(Extracted data entries)
<<<<

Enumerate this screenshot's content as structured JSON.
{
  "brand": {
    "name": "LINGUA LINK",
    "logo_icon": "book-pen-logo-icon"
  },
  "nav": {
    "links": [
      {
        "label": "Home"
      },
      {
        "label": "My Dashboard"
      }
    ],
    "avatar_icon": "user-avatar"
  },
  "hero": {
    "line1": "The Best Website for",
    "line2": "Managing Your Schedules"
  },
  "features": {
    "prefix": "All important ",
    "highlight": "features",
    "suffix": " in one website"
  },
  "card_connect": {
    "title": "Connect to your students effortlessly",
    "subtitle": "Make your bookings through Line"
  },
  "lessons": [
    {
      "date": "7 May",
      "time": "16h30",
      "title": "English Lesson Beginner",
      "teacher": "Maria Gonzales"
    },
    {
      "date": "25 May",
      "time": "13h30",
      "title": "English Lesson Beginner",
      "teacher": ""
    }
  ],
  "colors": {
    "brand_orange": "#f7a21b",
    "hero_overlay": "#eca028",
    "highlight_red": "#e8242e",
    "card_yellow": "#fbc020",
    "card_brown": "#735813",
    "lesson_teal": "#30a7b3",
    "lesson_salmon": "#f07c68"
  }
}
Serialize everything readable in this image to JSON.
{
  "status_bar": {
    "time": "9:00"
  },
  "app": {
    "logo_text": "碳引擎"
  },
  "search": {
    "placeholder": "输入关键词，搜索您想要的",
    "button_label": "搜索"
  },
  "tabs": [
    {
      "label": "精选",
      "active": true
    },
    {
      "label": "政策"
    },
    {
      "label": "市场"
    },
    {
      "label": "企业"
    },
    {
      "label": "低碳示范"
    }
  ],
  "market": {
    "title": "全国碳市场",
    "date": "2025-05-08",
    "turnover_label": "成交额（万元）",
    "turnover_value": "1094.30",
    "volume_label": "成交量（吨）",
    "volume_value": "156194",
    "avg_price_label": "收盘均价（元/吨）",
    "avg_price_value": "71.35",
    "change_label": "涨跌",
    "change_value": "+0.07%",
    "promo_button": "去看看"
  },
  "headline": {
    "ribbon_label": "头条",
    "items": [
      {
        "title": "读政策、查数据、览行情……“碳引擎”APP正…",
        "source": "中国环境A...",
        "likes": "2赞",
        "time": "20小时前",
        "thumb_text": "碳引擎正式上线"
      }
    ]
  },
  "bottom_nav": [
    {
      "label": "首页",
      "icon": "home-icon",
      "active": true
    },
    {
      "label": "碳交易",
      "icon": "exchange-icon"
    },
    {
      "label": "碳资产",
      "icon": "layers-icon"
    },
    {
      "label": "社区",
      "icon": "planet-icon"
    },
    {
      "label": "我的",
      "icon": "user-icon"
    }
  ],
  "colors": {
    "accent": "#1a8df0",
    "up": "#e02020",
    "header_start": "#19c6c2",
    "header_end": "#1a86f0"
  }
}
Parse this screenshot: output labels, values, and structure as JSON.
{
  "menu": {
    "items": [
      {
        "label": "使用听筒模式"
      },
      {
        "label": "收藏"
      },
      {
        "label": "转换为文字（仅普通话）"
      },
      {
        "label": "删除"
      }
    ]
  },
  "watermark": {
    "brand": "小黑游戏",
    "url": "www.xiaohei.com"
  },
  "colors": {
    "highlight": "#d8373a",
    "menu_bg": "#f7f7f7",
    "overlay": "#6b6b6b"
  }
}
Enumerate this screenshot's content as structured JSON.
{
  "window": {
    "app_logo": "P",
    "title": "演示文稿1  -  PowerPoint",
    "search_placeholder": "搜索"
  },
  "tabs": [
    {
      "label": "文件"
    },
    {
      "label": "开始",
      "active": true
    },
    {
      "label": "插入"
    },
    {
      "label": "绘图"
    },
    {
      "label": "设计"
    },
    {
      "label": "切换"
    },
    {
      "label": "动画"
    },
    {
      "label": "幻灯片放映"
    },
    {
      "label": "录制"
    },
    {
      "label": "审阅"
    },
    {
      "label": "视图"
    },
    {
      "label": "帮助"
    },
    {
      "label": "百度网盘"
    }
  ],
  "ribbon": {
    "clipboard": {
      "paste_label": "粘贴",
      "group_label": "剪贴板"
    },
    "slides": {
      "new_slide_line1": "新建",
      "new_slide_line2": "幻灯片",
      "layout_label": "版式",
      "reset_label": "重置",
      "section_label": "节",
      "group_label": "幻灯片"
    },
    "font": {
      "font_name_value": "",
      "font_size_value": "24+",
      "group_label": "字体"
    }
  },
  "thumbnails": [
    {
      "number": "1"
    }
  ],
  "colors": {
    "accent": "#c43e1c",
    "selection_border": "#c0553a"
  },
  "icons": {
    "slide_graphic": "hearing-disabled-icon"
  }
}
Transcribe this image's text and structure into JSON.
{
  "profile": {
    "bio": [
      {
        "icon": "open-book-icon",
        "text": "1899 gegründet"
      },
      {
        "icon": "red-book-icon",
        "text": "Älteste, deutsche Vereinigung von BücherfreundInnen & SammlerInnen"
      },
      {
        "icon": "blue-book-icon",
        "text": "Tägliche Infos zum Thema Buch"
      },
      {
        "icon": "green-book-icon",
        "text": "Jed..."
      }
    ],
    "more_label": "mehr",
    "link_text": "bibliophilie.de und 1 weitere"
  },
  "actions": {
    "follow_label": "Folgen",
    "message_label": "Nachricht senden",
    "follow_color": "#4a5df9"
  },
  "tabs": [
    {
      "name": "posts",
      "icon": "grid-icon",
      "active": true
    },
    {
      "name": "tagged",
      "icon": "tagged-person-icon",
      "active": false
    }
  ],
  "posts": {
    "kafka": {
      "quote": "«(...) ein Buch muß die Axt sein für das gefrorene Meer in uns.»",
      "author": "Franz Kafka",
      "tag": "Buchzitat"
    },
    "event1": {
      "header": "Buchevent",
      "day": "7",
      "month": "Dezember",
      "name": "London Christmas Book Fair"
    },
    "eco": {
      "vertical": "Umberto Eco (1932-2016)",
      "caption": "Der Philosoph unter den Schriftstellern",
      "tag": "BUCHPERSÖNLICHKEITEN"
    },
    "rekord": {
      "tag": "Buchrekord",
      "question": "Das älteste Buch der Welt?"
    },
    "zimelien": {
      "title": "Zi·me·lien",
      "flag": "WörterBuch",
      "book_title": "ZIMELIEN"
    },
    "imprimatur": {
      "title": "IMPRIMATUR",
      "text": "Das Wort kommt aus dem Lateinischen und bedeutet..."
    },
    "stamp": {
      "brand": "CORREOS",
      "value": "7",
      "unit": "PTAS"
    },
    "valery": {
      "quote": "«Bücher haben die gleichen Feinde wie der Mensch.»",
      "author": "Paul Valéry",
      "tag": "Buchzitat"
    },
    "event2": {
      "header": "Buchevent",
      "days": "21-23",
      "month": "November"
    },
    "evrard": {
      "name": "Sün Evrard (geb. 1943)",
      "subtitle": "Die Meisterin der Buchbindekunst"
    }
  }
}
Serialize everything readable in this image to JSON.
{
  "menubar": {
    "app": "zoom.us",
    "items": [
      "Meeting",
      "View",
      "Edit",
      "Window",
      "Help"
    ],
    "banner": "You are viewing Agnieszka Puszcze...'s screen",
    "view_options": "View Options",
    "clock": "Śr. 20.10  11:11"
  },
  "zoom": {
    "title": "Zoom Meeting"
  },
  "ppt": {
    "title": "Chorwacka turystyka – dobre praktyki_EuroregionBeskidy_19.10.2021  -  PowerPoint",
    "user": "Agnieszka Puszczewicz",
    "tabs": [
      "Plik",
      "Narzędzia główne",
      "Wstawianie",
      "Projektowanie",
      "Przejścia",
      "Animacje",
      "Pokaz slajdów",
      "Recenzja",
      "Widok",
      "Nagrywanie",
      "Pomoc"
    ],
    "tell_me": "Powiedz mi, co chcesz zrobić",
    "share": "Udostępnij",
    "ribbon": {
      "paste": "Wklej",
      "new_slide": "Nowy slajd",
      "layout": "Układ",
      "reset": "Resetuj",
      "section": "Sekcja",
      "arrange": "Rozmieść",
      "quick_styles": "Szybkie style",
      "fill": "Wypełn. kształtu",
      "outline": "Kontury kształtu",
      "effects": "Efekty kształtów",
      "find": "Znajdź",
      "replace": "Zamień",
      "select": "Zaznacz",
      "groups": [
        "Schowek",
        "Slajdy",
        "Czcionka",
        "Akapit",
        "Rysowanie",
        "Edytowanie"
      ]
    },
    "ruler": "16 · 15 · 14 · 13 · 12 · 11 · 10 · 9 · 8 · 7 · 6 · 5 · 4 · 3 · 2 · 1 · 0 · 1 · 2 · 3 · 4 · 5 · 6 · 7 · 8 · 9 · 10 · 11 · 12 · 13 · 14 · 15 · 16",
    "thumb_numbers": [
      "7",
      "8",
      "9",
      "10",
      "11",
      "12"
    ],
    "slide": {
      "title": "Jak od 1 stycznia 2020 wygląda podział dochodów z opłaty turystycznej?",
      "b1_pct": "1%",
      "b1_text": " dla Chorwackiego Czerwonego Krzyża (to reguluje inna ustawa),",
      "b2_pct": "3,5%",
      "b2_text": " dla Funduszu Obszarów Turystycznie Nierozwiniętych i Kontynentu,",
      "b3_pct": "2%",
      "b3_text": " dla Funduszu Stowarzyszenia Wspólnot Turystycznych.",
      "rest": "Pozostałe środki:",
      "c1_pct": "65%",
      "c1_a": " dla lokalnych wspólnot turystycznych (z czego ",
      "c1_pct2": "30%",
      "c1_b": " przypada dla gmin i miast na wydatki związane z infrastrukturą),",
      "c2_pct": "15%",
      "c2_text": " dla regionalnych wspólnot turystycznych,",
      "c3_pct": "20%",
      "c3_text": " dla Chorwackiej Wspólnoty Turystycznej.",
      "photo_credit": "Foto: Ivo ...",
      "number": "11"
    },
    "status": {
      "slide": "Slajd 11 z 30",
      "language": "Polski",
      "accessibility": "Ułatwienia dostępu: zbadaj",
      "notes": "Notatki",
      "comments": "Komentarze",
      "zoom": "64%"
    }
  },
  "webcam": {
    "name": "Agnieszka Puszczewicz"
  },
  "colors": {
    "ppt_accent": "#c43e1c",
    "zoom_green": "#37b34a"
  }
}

>>>>

Requirement
Each line that contains the word "Agnieszka" counts toward the total; give only that total.

Problem solution
3